:: What needs to be done ::
Your answer should be one number: the count of lines in these entries that hold the word "right".

-=-=-=-=-

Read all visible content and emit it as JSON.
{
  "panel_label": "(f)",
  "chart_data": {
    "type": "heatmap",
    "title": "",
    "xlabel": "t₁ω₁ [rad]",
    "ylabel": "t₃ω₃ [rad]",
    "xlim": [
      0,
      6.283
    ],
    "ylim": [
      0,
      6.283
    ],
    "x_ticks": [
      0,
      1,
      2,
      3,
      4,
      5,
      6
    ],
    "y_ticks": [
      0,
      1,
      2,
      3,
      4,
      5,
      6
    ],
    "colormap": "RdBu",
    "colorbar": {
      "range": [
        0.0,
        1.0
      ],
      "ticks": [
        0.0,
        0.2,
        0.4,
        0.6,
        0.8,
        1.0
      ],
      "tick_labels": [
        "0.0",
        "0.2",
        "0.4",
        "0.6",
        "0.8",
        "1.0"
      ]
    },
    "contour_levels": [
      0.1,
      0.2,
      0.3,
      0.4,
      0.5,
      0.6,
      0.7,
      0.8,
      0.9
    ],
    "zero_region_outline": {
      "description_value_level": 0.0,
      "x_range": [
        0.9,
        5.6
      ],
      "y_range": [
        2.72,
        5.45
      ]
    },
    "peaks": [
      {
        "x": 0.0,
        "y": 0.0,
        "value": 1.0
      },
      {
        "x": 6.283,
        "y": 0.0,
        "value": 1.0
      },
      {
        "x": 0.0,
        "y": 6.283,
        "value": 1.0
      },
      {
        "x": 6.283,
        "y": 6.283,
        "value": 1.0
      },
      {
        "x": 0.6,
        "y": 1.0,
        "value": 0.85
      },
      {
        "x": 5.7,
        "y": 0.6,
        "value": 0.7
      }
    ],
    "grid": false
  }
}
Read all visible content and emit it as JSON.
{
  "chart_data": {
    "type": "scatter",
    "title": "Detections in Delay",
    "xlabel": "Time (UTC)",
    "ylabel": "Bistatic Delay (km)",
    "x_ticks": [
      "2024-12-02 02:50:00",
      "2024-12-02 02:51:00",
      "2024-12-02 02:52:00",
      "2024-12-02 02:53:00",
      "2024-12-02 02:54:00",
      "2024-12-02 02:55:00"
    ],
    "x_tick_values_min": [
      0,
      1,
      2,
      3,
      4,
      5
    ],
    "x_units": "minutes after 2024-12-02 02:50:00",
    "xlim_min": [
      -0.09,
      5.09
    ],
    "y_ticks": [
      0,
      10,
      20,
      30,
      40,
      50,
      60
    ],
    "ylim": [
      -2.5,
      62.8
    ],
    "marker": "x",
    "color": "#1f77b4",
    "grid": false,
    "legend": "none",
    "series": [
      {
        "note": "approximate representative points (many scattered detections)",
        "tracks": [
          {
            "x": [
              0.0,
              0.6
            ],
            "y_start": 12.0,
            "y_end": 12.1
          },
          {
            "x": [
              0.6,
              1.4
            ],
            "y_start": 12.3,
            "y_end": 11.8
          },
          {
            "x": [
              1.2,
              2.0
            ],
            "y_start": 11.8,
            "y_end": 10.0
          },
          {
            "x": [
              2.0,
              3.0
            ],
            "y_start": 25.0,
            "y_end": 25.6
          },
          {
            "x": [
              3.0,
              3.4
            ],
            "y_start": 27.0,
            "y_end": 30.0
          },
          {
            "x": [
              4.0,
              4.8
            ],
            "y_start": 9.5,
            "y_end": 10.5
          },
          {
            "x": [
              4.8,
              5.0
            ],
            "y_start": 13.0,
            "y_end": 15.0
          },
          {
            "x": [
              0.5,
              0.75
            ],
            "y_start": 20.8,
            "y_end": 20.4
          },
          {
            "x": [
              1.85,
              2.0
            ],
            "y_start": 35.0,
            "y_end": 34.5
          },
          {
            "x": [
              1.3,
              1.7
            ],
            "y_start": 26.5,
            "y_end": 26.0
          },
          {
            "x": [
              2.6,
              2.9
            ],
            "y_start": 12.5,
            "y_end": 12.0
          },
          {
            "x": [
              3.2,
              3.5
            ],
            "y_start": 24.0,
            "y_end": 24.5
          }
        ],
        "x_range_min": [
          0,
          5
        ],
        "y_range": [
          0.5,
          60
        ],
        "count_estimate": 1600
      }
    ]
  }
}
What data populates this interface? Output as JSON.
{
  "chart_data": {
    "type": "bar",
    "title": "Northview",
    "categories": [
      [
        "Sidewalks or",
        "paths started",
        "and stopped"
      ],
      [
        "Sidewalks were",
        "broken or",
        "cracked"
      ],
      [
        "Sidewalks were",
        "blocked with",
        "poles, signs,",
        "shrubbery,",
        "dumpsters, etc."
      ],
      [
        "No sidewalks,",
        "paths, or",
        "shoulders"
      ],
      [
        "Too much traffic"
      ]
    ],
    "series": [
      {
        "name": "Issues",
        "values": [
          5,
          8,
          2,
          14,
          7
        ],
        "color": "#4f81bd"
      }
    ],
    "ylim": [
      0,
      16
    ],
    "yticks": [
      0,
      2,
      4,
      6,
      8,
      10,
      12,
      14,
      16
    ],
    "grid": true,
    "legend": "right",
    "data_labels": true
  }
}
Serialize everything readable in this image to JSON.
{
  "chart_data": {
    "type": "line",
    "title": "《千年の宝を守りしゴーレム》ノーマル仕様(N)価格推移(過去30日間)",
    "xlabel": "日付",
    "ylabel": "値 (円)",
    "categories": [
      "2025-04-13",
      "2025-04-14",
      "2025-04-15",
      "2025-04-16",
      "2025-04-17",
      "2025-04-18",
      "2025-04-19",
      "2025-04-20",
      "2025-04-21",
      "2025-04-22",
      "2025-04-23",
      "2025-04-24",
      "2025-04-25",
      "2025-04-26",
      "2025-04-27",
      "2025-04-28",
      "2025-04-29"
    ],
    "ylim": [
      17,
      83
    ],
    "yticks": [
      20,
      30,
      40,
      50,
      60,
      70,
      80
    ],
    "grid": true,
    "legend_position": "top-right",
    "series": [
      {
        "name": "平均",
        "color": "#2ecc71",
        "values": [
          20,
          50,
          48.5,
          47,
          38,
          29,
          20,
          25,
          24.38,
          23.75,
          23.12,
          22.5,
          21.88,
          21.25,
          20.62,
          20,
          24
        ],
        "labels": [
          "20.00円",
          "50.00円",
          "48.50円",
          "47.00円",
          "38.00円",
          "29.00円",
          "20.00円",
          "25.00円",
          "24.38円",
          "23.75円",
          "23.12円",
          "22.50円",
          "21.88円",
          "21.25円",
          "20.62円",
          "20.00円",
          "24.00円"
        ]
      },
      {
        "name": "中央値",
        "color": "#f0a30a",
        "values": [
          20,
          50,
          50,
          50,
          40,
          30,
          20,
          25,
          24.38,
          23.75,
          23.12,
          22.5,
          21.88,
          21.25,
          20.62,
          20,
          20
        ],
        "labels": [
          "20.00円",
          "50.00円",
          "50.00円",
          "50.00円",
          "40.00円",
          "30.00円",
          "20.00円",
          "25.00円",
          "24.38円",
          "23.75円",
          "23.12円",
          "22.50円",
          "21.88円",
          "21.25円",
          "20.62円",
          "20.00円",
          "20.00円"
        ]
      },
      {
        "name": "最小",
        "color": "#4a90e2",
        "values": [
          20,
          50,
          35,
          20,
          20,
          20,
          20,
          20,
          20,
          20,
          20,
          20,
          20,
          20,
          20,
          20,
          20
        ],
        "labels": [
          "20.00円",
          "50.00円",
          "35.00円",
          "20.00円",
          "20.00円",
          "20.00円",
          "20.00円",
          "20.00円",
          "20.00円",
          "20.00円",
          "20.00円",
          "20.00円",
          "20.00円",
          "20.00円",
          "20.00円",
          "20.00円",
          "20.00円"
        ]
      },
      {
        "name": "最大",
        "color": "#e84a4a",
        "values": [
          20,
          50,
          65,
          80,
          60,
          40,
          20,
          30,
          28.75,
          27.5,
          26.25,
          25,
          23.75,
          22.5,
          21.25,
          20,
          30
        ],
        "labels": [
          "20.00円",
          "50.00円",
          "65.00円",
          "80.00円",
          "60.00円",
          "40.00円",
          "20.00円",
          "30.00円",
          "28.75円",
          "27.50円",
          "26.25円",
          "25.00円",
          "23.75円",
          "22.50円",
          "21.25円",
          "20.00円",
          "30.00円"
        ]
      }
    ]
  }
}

-=-=-=-=-

:: Solution to this exercise ::
2